### What the task asks
Reproduce the lines of the material exactly, excluding every image.

* Start Extracted records *

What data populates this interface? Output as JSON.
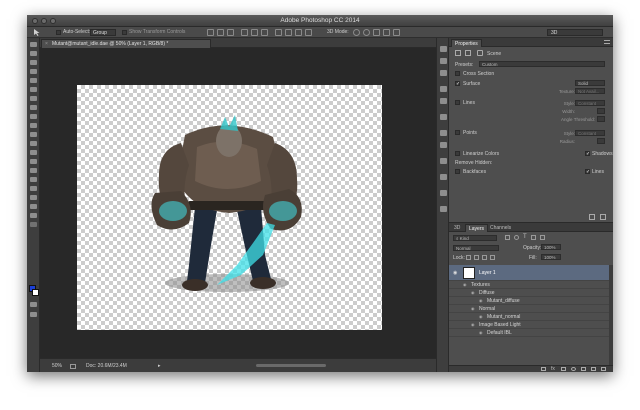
{
  "app": {
    "title": "Adobe Photoshop CC 2014"
  },
  "options_bar": {
    "auto_select_label": "Auto-Select:",
    "auto_select_value": "Group",
    "show_transform_label": "Show Transform Controls",
    "mode_3d_label": "3D Mode:",
    "workspace_value": "3D"
  },
  "document": {
    "tab_label": "Mutant@mutant_idle.dae @ 50% (Layer 1, RGB/8) *",
    "close_glyph": "×"
  },
  "status": {
    "zoom": "50%",
    "doc_size": "Doc: 20.6M/23.4M",
    "arrow": "▸"
  },
  "properties": {
    "tab_label": "Properties",
    "scene_label": "Scene",
    "presets_label": "Presets:",
    "presets_value": "Custom",
    "cross_section_label": "Cross Section",
    "surface_label": "Surface",
    "style_label": "Style:",
    "style_value": "Solid",
    "texture_label": "Texture:",
    "texture_value": "Not Avail...",
    "lines_label": "Lines",
    "lines_style_label": "Style:",
    "lines_style_value": "Constant",
    "width_label": "Width:",
    "angle_threshold_label": "Angle Threshold:",
    "points_label": "Points",
    "points_style_label": "Style:",
    "points_style_value": "Constant",
    "radius_label": "Radius:",
    "linearize_colors_label": "Linearize Colors",
    "shadows_label": "Shadows",
    "remove_hidden_label": "Remove Hidden:",
    "backfaces_label": "Backfaces",
    "lines_check_label": "Lines"
  },
  "layers": {
    "tabs": [
      "3D",
      "Layers",
      "Channels"
    ],
    "active_tab": "Layers",
    "kind_label": "Kind",
    "blend_mode": "Normal",
    "opacity_label": "Opacity:",
    "opacity_value": "100%",
    "lock_label": "Lock:",
    "fill_label": "Fill:",
    "fill_value": "100%",
    "items": [
      {
        "name": "Layer 1",
        "indent": 0,
        "selected": true
      },
      {
        "name": "Textures",
        "indent": 1,
        "selected": false
      },
      {
        "name": "Diffuse",
        "indent": 2,
        "selected": false
      },
      {
        "name": "Mutant_diffuse",
        "indent": 3,
        "selected": false
      },
      {
        "name": "Normal",
        "indent": 2,
        "selected": false
      },
      {
        "name": "Mutant_normal",
        "indent": 3,
        "selected": false
      },
      {
        "name": "Image Based Light",
        "indent": 2,
        "selected": false
      },
      {
        "name": "Default IBL",
        "indent": 3,
        "selected": false
      }
    ]
  },
  "colors": {
    "chrome": "#535353",
    "panel": "#4e4e4e",
    "workspace": "#282828",
    "selected_layer": "#5c6a80",
    "foreground_color": "#1a3fd6",
    "background_color": "#ffffff",
    "glow": "#3fe0e8"
  },
  "icons": {
    "tools": [
      "move-tool-icon",
      "marquee-tool-icon",
      "lasso-tool-icon",
      "quick-select-tool-icon",
      "crop-tool-icon",
      "eyedropper-tool-icon",
      "healing-brush-tool-icon",
      "brush-tool-icon",
      "clone-stamp-tool-icon",
      "history-brush-tool-icon",
      "eraser-tool-icon",
      "gradient-tool-icon",
      "blur-tool-icon",
      "dodge-tool-icon",
      "pen-tool-icon",
      "type-tool-icon",
      "path-select-tool-icon",
      "rectangle-tool-icon",
      "hand-tool-icon",
      "zoom-tool-icon"
    ],
    "dock": [
      "history-icon",
      "brush-presets-icon",
      "adjustments-icon",
      "styles-icon",
      "character-icon",
      "paragraph-icon",
      "3d-icon",
      "tool-presets-icon"
    ]
  }
}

* End Extracted records *

### Output
What data populates this interface? Output as JSON.
{
  "app": {
    "title": "Adobe Photoshop CC 2014"
  },
  "options_bar": {
    "auto_select_label": "Auto-Select:",
    "auto_select_value": "Group",
    "show_transform_label": "Show Transform Controls",
    "mode_3d_label": "3D Mode:",
    "workspace_value": "3D"
  },
  "document": {
    "tab_label": "Mutant@mutant_idle.dae @ 50% (Layer 1, RGB/8) *",
    "close_glyph": "×"
  },
  "status": {
    "zoom": "50%",
    "doc_size": "Doc: 20.6M/23.4M",
    "arrow": "▸"
  },
  "properties": {
    "tab_label": "Properties",
    "scene_label": "Scene",
    "presets_label": "Presets:",
    "presets_value": "Custom",
    "cross_section_label": "Cross Section",
    "surface_label": "Surface",
    "style_label": "Style:",
    "style_value": "Solid",
    "texture_label": "Texture:",
    "texture_value": "Not Avail...",
    "lines_label": "Lines",
    "lines_style_label": "Style:",
    "lines_style_value": "Constant",
    "width_label": "Width:",
    "angle_threshold_label": "Angle Threshold:",
    "points_label": "Points",
    "points_style_label": "Style:",
    "points_style_value": "Constant",
    "radius_label": "Radius:",
    "linearize_colors_label": "Linearize Colors",
    "shadows_label": "Shadows",
    "remove_hidden_label": "Remove Hidden:",
    "backfaces_label": "Backfaces",
    "lines_check_label": "Lines"
  },
  "layers": {
    "tabs": [
      "3D",
      "Layers",
      "Channels"
    ],
    "active_tab": "Layers",
    "kind_label": "Kind",
    "blend_mode": "Normal",
    "opacity_label": "Opacity:",
    "opacity_value": "100%",
    "lock_label": "Lock:",
    "fill_label": "Fill:",
    "fill_value": "100%",
    "items": [
      {
        "name": "Layer 1",
        "indent": 0,
        "selected": true
      },
      {
        "name": "Textures",
        "indent": 1,
        "selected": false
      },
      {
        "name": "Diffuse",
        "indent": 2,
        "selected": false
      },
      {
        "name": "Mutant_diffuse",
        "indent": 3,
        "selected": false
      },
      {
        "name": "Normal",
        "indent": 2,
        "selected": false
      },
      {
        "name": "Mutant_normal",
        "indent": 3,
        "selected": false
      },
      {
        "name": "Image Based Light",
        "indent": 2,
        "selected": false
      },
      {
        "name": "Default IBL",
        "indent": 3,
        "selected": false
      }
    ]
  },
  "colors": {
    "chrome": "#535353",
    "panel": "#4e4e4e",
    "workspace": "#282828",
    "selected_layer": "#5c6a80",
    "foreground_color": "#1a3fd6",
    "background_color": "#ffffff",
    "glow": "#3fe0e8"
  },
  "icons": {
    "tools": [
      "move-tool-icon",
      "marquee-tool-icon",
      "lasso-tool-icon",
      "quick-select-tool-icon",
      "crop-tool-icon",
      "eyedropper-tool-icon",
      "healing-brush-tool-icon",
      "brush-tool-icon",
      "clone-stamp-tool-icon",
      "history-brush-tool-icon",
      "eraser-tool-icon",
      "gradient-tool-icon",
      "blur-tool-icon",
      "dodge-tool-icon",
      "pen-tool-icon",
      "type-tool-icon",
      "path-select-tool-icon",
      "rectangle-tool-icon",
      "hand-tool-icon",
      "zoom-tool-icon"
    ],
    "dock": [
      "history-icon",
      "brush-presets-icon",
      "adjustments-icon",
      "styles-icon",
      "character-icon",
      "paragraph-icon",
      "3d-icon",
      "tool-presets-icon"
    ]
  }
}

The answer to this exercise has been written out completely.